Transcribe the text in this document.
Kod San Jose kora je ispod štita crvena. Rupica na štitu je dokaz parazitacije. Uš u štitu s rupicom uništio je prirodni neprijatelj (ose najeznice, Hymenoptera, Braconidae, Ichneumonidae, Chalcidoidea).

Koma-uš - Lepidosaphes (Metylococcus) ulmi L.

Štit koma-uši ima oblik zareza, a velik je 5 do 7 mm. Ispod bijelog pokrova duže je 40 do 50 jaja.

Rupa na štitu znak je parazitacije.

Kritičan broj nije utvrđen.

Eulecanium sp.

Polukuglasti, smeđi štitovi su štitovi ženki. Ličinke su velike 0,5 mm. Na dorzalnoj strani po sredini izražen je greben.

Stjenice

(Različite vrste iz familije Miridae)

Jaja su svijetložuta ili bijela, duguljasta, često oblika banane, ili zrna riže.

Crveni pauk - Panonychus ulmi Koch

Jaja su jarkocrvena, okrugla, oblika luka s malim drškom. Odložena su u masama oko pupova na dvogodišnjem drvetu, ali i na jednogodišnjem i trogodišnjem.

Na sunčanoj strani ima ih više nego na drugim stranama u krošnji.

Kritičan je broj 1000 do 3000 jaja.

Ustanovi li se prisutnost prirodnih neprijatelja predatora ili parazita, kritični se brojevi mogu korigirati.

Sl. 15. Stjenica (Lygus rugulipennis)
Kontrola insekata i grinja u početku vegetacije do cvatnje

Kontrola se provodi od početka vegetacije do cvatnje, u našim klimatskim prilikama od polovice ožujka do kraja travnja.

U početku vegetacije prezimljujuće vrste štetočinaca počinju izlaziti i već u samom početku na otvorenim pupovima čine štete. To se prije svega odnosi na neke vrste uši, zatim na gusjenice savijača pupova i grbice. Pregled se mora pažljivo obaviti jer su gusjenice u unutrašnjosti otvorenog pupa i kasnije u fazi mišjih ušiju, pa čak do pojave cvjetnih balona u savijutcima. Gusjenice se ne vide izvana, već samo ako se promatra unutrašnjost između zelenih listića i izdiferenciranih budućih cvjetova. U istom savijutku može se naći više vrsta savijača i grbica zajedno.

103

### Written exercise
Faithfully reproduce all of the records, character for character.

### Solution
Transcribe the text in this document.
Kod San Jose kora je ispod štita crvena. Rupica na štitu je dokaz parazitacije. Uš u štitu s rupicom uništio je prirodni neprijatelj (ose najeznice, Hymenoptera, Braconidae, Ichneumonidae, Chalcidoidea).

Koma-uš - Lepidosaphes (Metylococcus) ulmi L.

Štit koma-uši ima oblik zareza, a velik je 5 do 7 mm. Ispod bijelog pokrova duže je 40 do 50 jaja.

Rupa na štitu znak je parazitacije.

Kritičan broj nije utvrđen.

Eulecanium sp.

Polukuglasti, smeđi štitovi su štitovi ženki. Ličinke su velike 0,5 mm. Na dorzalnoj strani po sredini izražen je greben.

Stjenice

(Različite vrste iz familije Miridae)

Jaja su svijetložuta ili bijela, duguljasta, često oblika banane, ili zrna riže.

Crveni pauk - Panonychus ulmi Koch

Jaja su jarkocrvena, okrugla, oblika luka s malim drškom. Odložena su u masama oko pupova na dvogodišnjem drvetu, ali i na jednogodišnjem i trogodišnjem.

Na sunčanoj strani ima ih više nego na drugim stranama u krošnji.

Kritičan je broj 1000 do 3000 jaja.

Ustanovi li se prisutnost prirodnih neprijatelja predatora ili parazita, kritični se brojevi mogu korigirati.

Sl. 15. Stjenica (Lygus rugulipennis)
Kontrola insekata i grinja u početku vegetacije do cvatnje

Kontrola se provodi od početka vegetacije do cvatnje, u našim klimatskim prilikama od polovice ožujka do kraja travnja.

U početku vegetacije prezimljujuće vrste štetočinaca počinju izlaziti i već u samom početku na otvorenim pupovima čine štete. To se prije svega odnosi na neke vrste uši, zatim na gusjenice savijača pupova i grbice. Pregled se mora pažljivo obaviti jer su gusjenice u unutrašnjosti otvorenog pupa i kasnije u fazi mišjih ušiju, pa čak do pojave cvjetnih balona u savijutcima. Gusjenice se ne vide izvana, već samo ako se promatra unutrašnjost između zelenih listića i izdiferenciranih budućih cvjetova. U istom savijutku može se naći više vrsta savijača i grbica zajedno.

103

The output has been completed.